Some records
________________________________________

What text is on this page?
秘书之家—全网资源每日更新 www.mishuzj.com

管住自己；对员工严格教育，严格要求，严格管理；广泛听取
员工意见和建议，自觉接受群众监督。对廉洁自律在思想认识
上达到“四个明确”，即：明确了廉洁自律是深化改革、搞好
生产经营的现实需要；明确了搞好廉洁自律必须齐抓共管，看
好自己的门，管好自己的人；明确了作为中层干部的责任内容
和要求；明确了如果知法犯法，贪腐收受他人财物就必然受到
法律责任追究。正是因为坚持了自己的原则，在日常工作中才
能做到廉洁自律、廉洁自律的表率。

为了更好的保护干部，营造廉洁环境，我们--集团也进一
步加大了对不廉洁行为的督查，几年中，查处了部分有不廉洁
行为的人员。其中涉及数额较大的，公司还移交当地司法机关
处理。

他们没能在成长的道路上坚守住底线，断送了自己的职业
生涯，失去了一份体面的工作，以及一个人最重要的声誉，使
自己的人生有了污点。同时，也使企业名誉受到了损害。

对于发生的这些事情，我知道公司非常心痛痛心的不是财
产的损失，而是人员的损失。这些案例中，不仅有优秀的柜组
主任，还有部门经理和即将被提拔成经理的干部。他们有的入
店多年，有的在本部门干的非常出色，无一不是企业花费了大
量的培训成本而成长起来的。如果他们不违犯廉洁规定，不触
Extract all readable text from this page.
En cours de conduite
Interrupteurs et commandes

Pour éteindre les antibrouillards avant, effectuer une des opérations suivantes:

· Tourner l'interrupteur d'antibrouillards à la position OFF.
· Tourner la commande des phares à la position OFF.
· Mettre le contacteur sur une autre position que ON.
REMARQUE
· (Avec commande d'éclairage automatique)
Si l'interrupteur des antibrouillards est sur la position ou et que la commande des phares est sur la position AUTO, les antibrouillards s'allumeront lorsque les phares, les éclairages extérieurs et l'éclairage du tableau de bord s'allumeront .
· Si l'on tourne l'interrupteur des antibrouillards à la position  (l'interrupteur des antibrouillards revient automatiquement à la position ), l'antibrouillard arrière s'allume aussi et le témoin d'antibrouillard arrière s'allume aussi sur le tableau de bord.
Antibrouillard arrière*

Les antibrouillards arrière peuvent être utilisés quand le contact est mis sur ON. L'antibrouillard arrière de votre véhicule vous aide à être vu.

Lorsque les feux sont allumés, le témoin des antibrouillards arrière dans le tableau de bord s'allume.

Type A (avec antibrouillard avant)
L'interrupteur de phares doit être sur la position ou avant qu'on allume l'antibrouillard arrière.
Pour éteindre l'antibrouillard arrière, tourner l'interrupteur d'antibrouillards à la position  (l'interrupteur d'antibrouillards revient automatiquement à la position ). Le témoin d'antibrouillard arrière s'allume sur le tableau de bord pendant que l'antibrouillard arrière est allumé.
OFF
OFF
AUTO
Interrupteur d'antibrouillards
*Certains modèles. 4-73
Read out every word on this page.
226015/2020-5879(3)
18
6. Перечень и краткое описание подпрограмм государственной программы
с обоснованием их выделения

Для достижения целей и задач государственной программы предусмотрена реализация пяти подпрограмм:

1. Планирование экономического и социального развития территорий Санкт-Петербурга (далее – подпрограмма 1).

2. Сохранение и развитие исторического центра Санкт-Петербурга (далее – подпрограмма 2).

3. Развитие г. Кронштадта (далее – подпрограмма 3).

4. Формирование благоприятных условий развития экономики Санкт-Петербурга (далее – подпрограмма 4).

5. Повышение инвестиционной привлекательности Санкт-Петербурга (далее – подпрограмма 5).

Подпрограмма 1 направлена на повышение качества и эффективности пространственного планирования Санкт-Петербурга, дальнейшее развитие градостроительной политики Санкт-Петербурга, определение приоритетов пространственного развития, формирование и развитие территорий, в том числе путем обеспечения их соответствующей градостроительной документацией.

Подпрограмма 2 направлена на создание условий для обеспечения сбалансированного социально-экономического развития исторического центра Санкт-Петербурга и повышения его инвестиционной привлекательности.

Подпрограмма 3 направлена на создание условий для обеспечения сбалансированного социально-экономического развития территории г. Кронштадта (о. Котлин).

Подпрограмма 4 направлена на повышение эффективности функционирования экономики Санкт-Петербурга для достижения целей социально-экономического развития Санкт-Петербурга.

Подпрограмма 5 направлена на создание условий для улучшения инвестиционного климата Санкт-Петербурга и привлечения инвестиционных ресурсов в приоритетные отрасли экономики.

________________________________________

• Task to complete
Every line holding "this" should be copied out.

• Worked solution
What text is on this page?
Extract all readable text from this page.
Read out every word on this page.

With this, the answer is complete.